"""

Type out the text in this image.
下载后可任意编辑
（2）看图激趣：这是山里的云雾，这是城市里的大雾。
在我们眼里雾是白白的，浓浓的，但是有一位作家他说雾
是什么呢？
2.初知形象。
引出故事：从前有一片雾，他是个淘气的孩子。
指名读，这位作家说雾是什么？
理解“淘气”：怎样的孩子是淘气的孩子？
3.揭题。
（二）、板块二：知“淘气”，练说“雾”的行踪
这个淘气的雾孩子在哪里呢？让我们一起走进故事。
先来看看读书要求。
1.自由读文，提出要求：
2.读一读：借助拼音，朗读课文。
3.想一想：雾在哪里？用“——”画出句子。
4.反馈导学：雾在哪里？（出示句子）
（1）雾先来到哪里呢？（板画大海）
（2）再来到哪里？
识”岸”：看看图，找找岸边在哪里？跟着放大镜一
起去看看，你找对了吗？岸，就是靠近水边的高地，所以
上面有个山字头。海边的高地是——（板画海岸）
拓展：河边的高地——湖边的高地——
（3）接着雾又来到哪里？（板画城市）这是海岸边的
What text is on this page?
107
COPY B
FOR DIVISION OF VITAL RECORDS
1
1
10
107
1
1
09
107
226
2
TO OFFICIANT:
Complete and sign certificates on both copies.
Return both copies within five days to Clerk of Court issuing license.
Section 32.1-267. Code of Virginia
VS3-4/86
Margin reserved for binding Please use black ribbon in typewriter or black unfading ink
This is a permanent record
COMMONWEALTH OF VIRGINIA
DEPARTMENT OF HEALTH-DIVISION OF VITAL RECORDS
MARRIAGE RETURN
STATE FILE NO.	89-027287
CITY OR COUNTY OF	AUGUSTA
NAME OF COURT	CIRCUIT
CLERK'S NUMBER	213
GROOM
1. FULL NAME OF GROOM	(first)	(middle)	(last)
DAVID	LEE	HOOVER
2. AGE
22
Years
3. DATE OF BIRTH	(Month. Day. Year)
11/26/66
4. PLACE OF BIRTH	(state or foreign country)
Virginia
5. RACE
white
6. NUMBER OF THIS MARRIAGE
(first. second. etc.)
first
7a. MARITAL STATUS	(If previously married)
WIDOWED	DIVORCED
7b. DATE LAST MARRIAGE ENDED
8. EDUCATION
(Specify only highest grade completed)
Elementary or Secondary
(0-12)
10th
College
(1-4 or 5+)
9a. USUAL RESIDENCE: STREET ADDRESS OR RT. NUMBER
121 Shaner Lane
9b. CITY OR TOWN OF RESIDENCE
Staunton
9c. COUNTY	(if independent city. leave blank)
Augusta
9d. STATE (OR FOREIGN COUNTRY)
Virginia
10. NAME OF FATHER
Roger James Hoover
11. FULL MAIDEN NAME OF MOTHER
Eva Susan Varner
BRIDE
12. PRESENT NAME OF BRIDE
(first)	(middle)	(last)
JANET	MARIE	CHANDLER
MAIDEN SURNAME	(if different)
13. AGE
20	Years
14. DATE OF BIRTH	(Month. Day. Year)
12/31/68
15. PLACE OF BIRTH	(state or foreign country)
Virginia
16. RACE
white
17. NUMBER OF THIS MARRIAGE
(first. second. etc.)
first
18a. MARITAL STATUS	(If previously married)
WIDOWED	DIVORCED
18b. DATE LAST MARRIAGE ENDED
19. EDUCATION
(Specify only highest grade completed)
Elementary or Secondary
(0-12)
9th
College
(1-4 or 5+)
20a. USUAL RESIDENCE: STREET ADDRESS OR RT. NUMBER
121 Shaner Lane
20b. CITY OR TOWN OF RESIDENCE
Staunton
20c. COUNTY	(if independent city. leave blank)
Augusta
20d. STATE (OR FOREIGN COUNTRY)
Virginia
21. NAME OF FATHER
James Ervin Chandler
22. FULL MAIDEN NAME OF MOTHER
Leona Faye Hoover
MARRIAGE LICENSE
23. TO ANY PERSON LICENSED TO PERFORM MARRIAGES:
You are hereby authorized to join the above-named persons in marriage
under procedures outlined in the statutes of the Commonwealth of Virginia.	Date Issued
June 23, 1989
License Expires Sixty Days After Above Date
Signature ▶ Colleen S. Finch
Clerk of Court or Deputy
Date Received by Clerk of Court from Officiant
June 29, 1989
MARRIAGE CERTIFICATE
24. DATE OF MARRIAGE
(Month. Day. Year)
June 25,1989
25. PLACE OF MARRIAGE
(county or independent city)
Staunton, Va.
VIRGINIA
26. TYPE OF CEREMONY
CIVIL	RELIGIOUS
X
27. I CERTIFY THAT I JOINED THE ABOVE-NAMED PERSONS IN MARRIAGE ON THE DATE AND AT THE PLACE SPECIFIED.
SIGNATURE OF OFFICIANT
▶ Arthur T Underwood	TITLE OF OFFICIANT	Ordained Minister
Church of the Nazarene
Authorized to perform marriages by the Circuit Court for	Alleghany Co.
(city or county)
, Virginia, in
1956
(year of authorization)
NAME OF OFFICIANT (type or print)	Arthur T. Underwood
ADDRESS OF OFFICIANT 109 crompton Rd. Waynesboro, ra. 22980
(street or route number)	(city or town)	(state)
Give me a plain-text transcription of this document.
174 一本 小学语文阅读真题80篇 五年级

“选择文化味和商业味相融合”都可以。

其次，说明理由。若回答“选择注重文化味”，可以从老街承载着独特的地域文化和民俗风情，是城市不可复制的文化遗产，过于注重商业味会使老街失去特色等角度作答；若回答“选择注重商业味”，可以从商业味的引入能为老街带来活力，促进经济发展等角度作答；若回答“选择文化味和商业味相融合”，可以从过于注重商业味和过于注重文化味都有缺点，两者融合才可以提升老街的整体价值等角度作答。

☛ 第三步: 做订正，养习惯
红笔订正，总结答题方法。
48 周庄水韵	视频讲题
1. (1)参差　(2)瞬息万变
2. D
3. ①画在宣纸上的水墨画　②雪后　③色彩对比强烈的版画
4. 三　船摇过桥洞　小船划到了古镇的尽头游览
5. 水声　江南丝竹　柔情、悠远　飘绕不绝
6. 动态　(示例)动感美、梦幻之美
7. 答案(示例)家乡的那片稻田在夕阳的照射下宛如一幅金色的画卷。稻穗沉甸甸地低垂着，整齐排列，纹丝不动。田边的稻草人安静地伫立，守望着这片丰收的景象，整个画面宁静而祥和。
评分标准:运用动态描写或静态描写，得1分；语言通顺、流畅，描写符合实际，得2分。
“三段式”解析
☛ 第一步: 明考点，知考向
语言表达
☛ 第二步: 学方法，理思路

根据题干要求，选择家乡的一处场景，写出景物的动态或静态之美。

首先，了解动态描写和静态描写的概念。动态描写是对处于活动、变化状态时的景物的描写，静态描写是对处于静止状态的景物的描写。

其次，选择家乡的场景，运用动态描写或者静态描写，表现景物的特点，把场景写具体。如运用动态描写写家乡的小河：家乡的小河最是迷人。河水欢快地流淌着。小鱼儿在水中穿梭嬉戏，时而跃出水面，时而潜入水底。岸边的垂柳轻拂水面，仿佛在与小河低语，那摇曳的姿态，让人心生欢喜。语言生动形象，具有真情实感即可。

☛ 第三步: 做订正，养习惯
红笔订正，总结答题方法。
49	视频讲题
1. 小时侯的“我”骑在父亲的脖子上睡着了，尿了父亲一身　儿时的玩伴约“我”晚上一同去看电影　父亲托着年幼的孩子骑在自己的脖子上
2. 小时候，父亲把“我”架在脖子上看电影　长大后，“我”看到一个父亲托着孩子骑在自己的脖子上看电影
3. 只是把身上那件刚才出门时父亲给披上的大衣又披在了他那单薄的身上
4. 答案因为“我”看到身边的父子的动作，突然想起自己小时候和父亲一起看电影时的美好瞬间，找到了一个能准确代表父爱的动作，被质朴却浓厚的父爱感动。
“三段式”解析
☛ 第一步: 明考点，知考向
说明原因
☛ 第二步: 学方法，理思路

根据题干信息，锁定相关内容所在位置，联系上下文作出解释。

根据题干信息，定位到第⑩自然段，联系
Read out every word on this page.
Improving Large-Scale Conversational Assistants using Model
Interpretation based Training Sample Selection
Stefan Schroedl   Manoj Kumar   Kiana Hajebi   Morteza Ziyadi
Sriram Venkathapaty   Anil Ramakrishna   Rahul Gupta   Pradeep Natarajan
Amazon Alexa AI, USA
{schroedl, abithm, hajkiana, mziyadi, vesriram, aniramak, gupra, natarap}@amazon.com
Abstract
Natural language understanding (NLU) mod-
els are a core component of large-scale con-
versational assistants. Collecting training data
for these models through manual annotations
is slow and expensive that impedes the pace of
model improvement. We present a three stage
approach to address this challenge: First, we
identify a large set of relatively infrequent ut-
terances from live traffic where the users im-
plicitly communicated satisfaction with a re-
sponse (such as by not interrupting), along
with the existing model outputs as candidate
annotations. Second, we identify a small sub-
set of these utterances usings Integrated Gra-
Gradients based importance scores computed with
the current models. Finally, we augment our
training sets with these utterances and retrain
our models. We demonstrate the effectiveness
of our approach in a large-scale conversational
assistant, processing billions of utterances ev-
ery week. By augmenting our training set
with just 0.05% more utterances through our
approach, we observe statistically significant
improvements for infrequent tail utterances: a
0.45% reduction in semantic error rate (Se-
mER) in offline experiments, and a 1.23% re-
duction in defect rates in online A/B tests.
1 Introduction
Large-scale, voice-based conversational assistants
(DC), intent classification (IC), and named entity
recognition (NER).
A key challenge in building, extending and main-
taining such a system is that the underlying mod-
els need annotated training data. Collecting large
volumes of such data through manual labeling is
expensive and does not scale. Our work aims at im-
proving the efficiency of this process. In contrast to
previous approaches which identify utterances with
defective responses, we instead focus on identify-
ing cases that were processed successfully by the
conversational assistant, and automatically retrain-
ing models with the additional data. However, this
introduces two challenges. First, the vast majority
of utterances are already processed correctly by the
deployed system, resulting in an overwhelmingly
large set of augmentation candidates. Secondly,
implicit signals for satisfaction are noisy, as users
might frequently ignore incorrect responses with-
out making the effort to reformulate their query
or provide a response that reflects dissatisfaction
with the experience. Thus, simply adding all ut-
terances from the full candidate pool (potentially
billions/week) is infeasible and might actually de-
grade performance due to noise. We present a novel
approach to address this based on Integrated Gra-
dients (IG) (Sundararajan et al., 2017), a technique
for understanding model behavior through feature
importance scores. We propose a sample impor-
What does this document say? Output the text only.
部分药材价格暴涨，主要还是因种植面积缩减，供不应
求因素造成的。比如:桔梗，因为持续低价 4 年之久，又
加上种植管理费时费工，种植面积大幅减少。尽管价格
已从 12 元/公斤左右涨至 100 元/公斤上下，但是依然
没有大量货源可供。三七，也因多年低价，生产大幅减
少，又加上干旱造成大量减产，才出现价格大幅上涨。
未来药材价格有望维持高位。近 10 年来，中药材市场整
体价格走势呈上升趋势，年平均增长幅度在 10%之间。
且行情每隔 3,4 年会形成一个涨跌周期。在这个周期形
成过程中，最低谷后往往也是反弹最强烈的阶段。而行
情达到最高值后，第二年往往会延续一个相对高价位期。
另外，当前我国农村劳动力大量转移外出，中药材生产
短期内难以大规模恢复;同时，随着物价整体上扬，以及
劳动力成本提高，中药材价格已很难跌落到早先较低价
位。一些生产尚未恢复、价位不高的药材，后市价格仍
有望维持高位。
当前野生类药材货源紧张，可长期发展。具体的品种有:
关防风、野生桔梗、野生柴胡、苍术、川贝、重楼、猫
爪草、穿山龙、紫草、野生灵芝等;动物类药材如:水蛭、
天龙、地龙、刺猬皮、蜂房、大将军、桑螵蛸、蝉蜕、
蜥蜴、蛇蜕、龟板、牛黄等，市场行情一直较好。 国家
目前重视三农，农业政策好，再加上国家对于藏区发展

"""

WORK TO COMPLETE: Extract the lines above from the one containing "What does this" to the last line, both included, exactly as written.

TASK ANSWER:
What does this document say? Output the text only.
部分药材价格暴涨，主要还是因种植面积缩减，供不应
求因素造成的。比如:桔梗，因为持续低价 4 年之久，又
加上种植管理费时费工，种植面积大幅减少。尽管价格
已从 12 元/公斤左右涨至 100 元/公斤上下，但是依然
没有大量货源可供。三七，也因多年低价，生产大幅减
少，又加上干旱造成大量减产，才出现价格大幅上涨。
未来药材价格有望维持高位。近 10 年来，中药材市场整
体价格走势呈上升趋势，年平均增长幅度在 10%之间。
且行情每隔 3,4 年会形成一个涨跌周期。在这个周期形
成过程中，最低谷后往往也是反弹最强烈的阶段。而行
情达到最高值后，第二年往往会延续一个相对高价位期。
另外，当前我国农村劳动力大量转移外出，中药材生产
短期内难以大规模恢复;同时，随着物价整体上扬，以及
劳动力成本提高，中药材价格已很难跌落到早先较低价
位。一些生产尚未恢复、价位不高的药材，后市价格仍
有望维持高位。
当前野生类药材货源紧张，可长期发展。具体的品种有:
关防风、野生桔梗、野生柴胡、苍术、川贝、重楼、猫
爪草、穿山龙、紫草、野生灵芝等;动物类药材如:水蛭、
天龙、地龙、刺猬皮、蜂房、大将军、桑螵蛸、蝉蜕、
蜥蜴、蛇蜕、龟板、牛黄等，市场行情一直较好。 国家
目前重视三农，农业政策好，再加上国家对于藏区发展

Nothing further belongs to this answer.